#### [TASK DIRECTIONS]
Would you return all of this data exactly, leaving nothing out?

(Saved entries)
>> Start
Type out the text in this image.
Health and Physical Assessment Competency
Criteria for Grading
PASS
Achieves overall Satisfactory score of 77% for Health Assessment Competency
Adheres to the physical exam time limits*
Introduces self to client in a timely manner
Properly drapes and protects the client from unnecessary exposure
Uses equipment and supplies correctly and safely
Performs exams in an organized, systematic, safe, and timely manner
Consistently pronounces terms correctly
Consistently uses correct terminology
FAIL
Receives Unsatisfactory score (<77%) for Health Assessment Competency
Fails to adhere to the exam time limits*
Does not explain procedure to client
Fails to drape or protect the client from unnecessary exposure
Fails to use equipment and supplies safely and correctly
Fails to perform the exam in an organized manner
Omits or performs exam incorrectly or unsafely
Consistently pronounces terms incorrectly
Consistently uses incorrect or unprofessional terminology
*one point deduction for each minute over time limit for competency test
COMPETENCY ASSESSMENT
>> End
#### [EXERCISE RESPONSE]
Type out the text in this image.
Health and Physical Assessment Competency
Criteria for Grading
PASS
Achieves overall Satisfactory score of 77% for Health Assessment Competency
Adheres to the physical exam time limits*
Introduces self to client in a timely manner
Properly drapes and protects the client from unnecessary exposure
Uses equipment and supplies correctly and safely
Performs exams in an organized, systematic, safe, and timely manner
Consistently pronounces terms correctly
Consistently uses correct terminology
FAIL
Receives Unsatisfactory score (<77%) for Health Assessment Competency
Fails to adhere to the exam time limits*
Does not explain procedure to client
Fails to drape or protect the client from unnecessary exposure
Fails to use equipment and supplies safely and correctly
Fails to perform the exam in an organized manner
Omits or performs exam incorrectly or unsafely
Consistently pronounces terms incorrectly
Consistently uses incorrect or unprofessional terminology
*one point deduction for each minute over time limit for competency test
COMPETENCY ASSESSMENT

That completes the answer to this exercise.